— Data listing —
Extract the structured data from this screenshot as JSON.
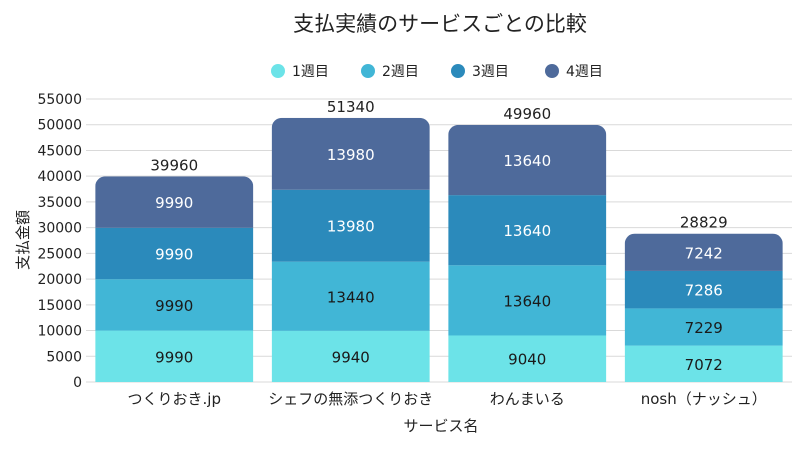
{
  "chart_data": {
    "type": "bar",
    "stacked": true,
    "title": "支払実績のサービスごとの比較",
    "xlabel": "サービス名",
    "ylabel": "支払金額",
    "ylim": [
      0,
      55000
    ],
    "yticks": [
      0,
      5000,
      10000,
      15000,
      20000,
      25000,
      30000,
      35000,
      40000,
      45000,
      50000,
      55000
    ],
    "grid": true,
    "legend_position": "top",
    "categories": [
      "つくりおき.jp",
      "シェフの無添つくりおき",
      "わんまいる",
      "nosh（ナッシュ）"
    ],
    "series": [
      {
        "name": "1週目",
        "color": "#6ce3e8",
        "label_color": "#1a1a1a",
        "values": [
          9990,
          9940,
          9040,
          7072
        ]
      },
      {
        "name": "2週目",
        "color": "#41b6d6",
        "label_color": "#1a1a1a",
        "values": [
          9990,
          13440,
          13640,
          7229
        ]
      },
      {
        "name": "3週目",
        "color": "#2b8abb",
        "label_color": "#ffffff",
        "values": [
          9990,
          13980,
          13640,
          7286
        ]
      },
      {
        "name": "4週目",
        "color": "#4e6a9b",
        "label_color": "#ffffff",
        "values": [
          9990,
          13980,
          13640,
          7242
        ]
      }
    ],
    "totals": [
      39960,
      51340,
      49960,
      28829
    ]
  }
}
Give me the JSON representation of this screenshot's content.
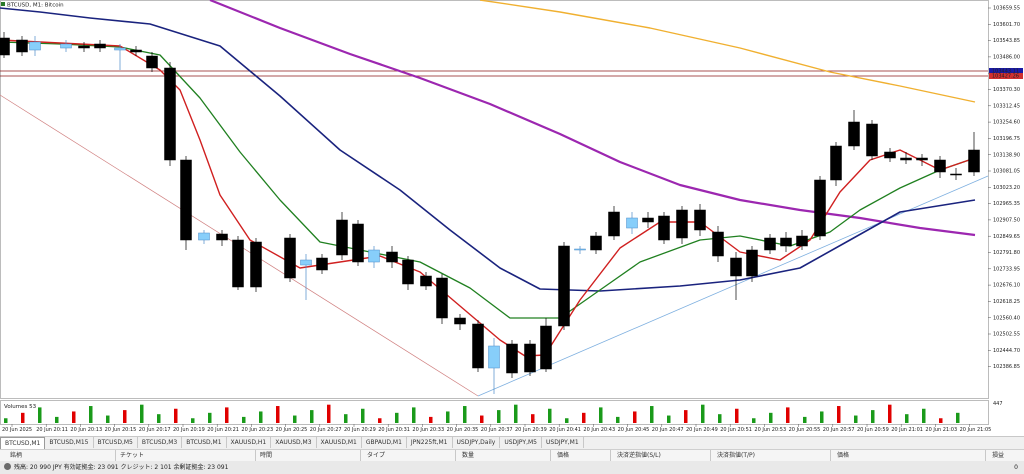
{
  "chart": {
    "title": "BTCUSD, M1:  Bitcoin",
    "volumes_label": "Volumes 53",
    "volume_axis_label": "447",
    "price_labels": [
      "103659.55",
      "103601.70",
      "103543.85",
      "103486.00",
      "103428.15",
      "103370.30",
      "103312.45",
      "103254.60",
      "103196.75",
      "103138.90",
      "103081.05",
      "103023.20",
      "102965.35",
      "102907.50",
      "102849.65",
      "102791.80",
      "102733.95",
      "102676.10",
      "102618.25",
      "102560.40",
      "102502.55",
      "102444.70",
      "102386.85"
    ],
    "price_tags": [
      {
        "text": "103443.11",
        "color": "#1a1aa6"
      },
      {
        "text": "103427.26",
        "color": "#d03030"
      }
    ],
    "time_labels": [
      "20 Jun 2025",
      "20 Jun 20:11",
      "20 Jun 20:13",
      "20 Jun 20:15",
      "20 Jun 20:17",
      "20 Jun 20:19",
      "20 Jun 20:21",
      "20 Jun 20:23",
      "20 Jun 20:25",
      "20 Jun 20:27",
      "20 Jun 20:29",
      "20 Jun 20:31",
      "20 Jun 20:33",
      "20 Jun 20:35",
      "20 Jun 20:37",
      "20 Jun 20:39",
      "20 Jun 20:41",
      "20 Jun 20:43",
      "20 Jun 20:45",
      "20 Jun 20:47",
      "20 Jun 20:49",
      "20 Jun 20:51",
      "20 Jun 20:53",
      "20 Jun 20:55",
      "20 Jun 20:57",
      "20 Jun 20:59",
      "20 Jun 21:01",
      "20 Jun 21:03",
      "20 Jun 21:05"
    ],
    "colors": {
      "bull": "#87cefa",
      "bear": "#000000",
      "vol_up": "#1a9a1a",
      "vol_down": "#e00000",
      "ma_fast": "#d02020",
      "ma_mid": "#208020",
      "ma_slow": "#1a237e",
      "ma_purple": "#9c27b0",
      "ma_orange": "#f0b030",
      "hline": "#8b1a1a",
      "trend_red": "#d08080",
      "trend_blue": "#7fb0e0"
    }
  },
  "tabs": [
    "BTCUSD,M1",
    "BTCUSD,M15",
    "BTCUSD,M5",
    "BTCUSD,M3",
    "BTCUSD,M1",
    "XAUUSD,H1",
    "XAUUSD,M3",
    "XAUUSD,M1",
    "GBPAUD,M1",
    "JPN225ft,M1",
    "USDJPY,Daily",
    "USDJPY,M5",
    "USDJPY,M1"
  ],
  "terminal": {
    "columns": [
      "銘柄",
      "チケット",
      "時間",
      "タイプ",
      "数量",
      "価格",
      "決済逆指値(S/L)",
      "決済指値(T/P)",
      "価格",
      "損益"
    ],
    "status": "残高: 20 990 JPY  有効証拠金: 23 091  クレジット: 2 101  余剰証拠金: 23 091",
    "total": "0"
  }
}
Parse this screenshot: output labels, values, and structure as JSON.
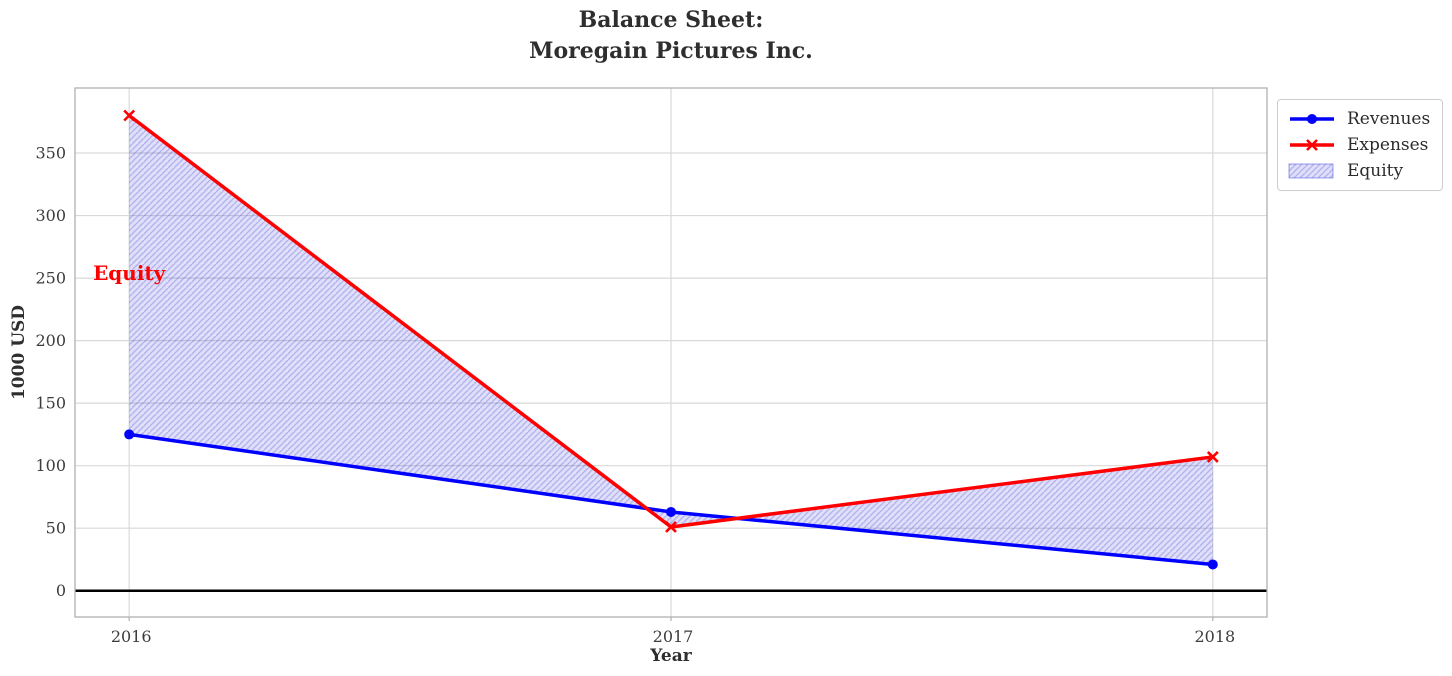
{
  "chart_data": {
    "type": "line",
    "title": "Balance Sheet: Moregain Pictures Inc.",
    "title_lines": [
      "Balance Sheet:",
      "Moregain Pictures Inc."
    ],
    "xlabel": "Year",
    "ylabel": "1000 USD",
    "x": [
      2016,
      2017,
      2018
    ],
    "x_tick_labels": [
      "2016",
      "2017",
      "2018"
    ],
    "y_ticks": [
      0,
      50,
      100,
      150,
      200,
      250,
      300,
      350
    ],
    "xlim": [
      2015.9,
      2018.1
    ],
    "ylim": [
      -21,
      402
    ],
    "grid": true,
    "series": [
      {
        "name": "Revenues",
        "color": "#0000ff",
        "marker": "circle",
        "values": [
          125,
          63,
          21
        ]
      },
      {
        "name": "Expenses",
        "color": "#ff0000",
        "marker": "x",
        "values": [
          380,
          51,
          107
        ]
      }
    ],
    "fill_between": {
      "label": "Equity",
      "between": [
        "Revenues",
        "Expenses"
      ],
      "fill_color": "#2020dd",
      "fill_opacity": 0.14,
      "hatch": "//",
      "hatch_color": "rgba(64,64,200,0.28)"
    },
    "zero_line": {
      "y": 0,
      "color": "#000000",
      "width": 2.5
    },
    "annotations": [
      {
        "text": "Equity",
        "x": 2016,
        "y": 253,
        "color": "#ff0000",
        "weight": "bold"
      }
    ],
    "legend": {
      "position": "upper right, outside plot",
      "entries": [
        "Revenues",
        "Expenses",
        "Equity"
      ]
    },
    "axes_style": {
      "grid_color": "#d9d9d9",
      "spine_color": "#b0b0b0",
      "tick_color": "#3c3c3c",
      "text_color": "#2e2e2e"
    }
  }
}
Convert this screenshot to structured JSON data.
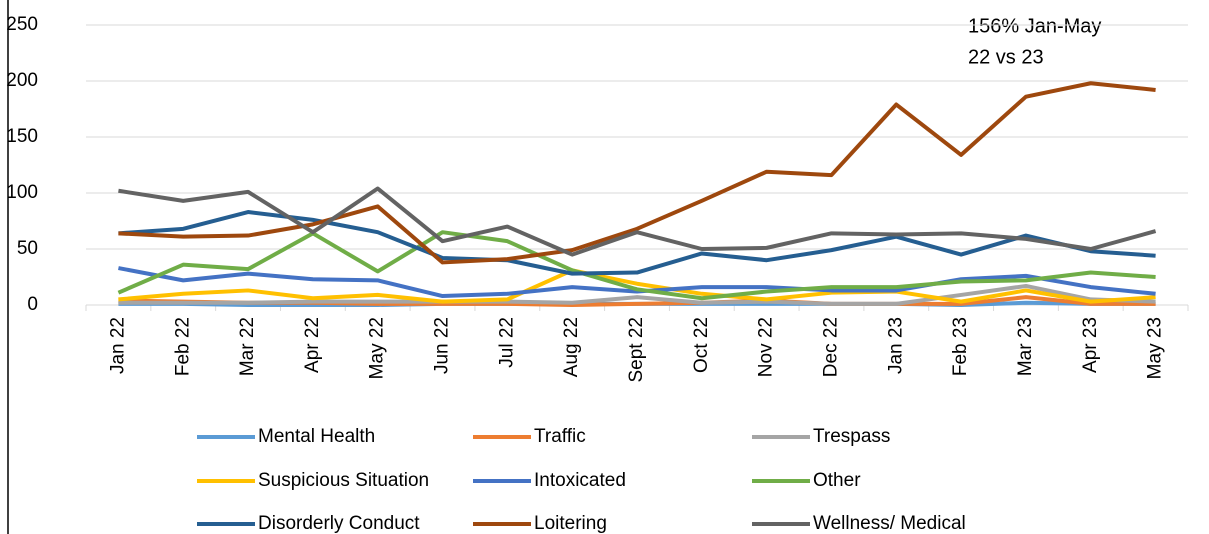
{
  "chart_data": {
    "type": "line",
    "annotations": [
      "156% Jan-May",
      "22 vs 23"
    ],
    "categories": [
      "Jan 22",
      "Feb 22",
      "Mar 22",
      "Apr 22",
      "May 22",
      "Jun 22",
      "Jul 22",
      "Aug 22",
      "Sept 22",
      "Oct 22",
      "Nov 22",
      "Dec 22",
      "Jan 23",
      "Feb 23",
      "Mar 23",
      "Apr 23",
      "May 23"
    ],
    "series": [
      {
        "name": "Mental Health",
        "color": "#5b9bd5",
        "values": [
          1,
          1,
          0,
          0,
          0,
          1,
          1,
          1,
          1,
          1,
          1,
          1,
          1,
          0,
          2,
          1,
          1
        ]
      },
      {
        "name": "Traffic",
        "color": "#ed7d31",
        "values": [
          4,
          3,
          2,
          2,
          1,
          1,
          1,
          0,
          1,
          2,
          4,
          1,
          1,
          1,
          7,
          1,
          1
        ]
      },
      {
        "name": "Trespass",
        "color": "#a5a5a5",
        "values": [
          2,
          2,
          2,
          3,
          3,
          3,
          3,
          2,
          7,
          2,
          3,
          1,
          1,
          9,
          17,
          5,
          3
        ]
      },
      {
        "name": "Suspicious Situation",
        "color": "#ffc000",
        "values": [
          5,
          10,
          13,
          6,
          9,
          3,
          5,
          31,
          19,
          10,
          5,
          11,
          12,
          3,
          13,
          3,
          7
        ]
      },
      {
        "name": "Intoxicated",
        "color": "#4472c4",
        "values": [
          33,
          22,
          28,
          23,
          22,
          8,
          10,
          16,
          12,
          16,
          16,
          13,
          13,
          23,
          26,
          16,
          10
        ]
      },
      {
        "name": "Other",
        "color": "#70ad47",
        "values": [
          11,
          36,
          32,
          64,
          30,
          65,
          57,
          31,
          14,
          6,
          12,
          16,
          16,
          21,
          22,
          29,
          25
        ]
      },
      {
        "name": "Disorderly Conduct",
        "color": "#255e91",
        "values": [
          64,
          68,
          83,
          76,
          65,
          42,
          40,
          28,
          29,
          46,
          40,
          49,
          61,
          45,
          62,
          48,
          44
        ]
      },
      {
        "name": "Loitering",
        "color": "#9e480e",
        "values": [
          64,
          61,
          62,
          72,
          88,
          38,
          41,
          49,
          68,
          93,
          119,
          116,
          179,
          134,
          186,
          198,
          192
        ]
      },
      {
        "name": "Wellness/ Medical",
        "color": "#636363",
        "values": [
          102,
          93,
          101,
          65,
          104,
          57,
          70,
          45,
          65,
          50,
          51,
          64,
          63,
          64,
          59,
          50,
          66
        ]
      }
    ],
    "ylim": [
      0,
      250
    ],
    "yticks": [
      0,
      50,
      100,
      150,
      200,
      250
    ],
    "grid": true
  }
}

— Do this —
Gather every line from the listing above in which "structured" appears, and copy those lines.

— Exercise response —
Extract the structured data from this screenshot as JSON.
Convert this screenshot to structured JSON data.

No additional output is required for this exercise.